■ **Written instruction**: Only lines holding the word "consensus" should be copied from the material.

Dataset excerpt:
(begin)

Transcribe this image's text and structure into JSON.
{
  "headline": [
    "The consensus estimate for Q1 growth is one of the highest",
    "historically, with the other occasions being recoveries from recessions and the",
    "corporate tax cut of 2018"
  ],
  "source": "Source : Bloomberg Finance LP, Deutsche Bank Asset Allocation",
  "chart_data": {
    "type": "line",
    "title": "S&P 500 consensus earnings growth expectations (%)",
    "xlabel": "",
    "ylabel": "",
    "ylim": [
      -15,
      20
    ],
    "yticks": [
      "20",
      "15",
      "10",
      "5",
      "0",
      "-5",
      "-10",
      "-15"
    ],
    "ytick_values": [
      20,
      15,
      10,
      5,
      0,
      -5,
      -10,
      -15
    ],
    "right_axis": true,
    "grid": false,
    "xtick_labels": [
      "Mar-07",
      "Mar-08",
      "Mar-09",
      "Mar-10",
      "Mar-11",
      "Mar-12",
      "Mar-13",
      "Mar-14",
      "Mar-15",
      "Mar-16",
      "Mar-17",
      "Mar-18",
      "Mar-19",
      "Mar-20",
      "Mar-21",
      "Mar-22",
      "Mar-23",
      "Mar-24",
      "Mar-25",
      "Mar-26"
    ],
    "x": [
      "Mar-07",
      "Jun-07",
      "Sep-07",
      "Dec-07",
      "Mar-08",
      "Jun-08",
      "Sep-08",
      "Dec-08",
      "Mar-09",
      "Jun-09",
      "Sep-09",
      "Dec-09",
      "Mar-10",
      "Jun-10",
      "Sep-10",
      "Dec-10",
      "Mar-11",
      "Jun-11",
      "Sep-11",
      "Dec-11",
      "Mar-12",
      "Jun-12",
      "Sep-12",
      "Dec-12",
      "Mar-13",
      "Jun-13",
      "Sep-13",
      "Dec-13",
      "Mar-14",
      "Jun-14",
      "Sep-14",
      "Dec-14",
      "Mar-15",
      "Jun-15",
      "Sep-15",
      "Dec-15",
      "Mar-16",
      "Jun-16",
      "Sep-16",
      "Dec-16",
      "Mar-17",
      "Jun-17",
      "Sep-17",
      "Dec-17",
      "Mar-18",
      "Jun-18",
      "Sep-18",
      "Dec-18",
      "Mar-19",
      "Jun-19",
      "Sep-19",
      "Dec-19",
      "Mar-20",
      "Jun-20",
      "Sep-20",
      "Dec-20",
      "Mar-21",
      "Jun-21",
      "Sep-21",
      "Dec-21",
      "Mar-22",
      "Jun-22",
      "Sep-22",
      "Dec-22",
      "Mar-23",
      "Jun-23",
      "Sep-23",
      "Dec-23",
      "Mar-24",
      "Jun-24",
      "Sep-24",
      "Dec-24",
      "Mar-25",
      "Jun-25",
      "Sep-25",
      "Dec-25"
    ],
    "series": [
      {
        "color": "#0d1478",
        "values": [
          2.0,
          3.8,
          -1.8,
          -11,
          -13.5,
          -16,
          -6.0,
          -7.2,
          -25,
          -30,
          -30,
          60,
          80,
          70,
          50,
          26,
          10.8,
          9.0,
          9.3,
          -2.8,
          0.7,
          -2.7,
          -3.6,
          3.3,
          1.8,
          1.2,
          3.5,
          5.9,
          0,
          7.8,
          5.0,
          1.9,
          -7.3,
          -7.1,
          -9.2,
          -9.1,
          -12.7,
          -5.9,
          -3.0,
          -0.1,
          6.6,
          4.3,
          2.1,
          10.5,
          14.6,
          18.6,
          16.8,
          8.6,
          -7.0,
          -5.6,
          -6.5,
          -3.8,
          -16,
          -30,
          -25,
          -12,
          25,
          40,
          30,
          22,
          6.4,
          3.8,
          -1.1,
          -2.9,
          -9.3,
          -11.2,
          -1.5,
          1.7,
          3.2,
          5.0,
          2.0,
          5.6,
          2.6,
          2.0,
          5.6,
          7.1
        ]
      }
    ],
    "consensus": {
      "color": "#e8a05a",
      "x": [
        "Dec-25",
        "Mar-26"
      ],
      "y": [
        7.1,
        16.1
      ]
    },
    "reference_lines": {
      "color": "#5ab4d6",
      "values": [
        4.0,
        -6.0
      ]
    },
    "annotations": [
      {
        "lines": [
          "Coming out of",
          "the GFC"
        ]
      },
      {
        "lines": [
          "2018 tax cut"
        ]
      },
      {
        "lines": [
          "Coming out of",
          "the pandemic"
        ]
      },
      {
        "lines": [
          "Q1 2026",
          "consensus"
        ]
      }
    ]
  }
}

(end)

■ **Correct output**:
    "The consensus estimate for Q1 growth is one of the highest",
    "title": "S&P 500 consensus earnings growth expectations (%)",
    "consensus": {
          "consensus"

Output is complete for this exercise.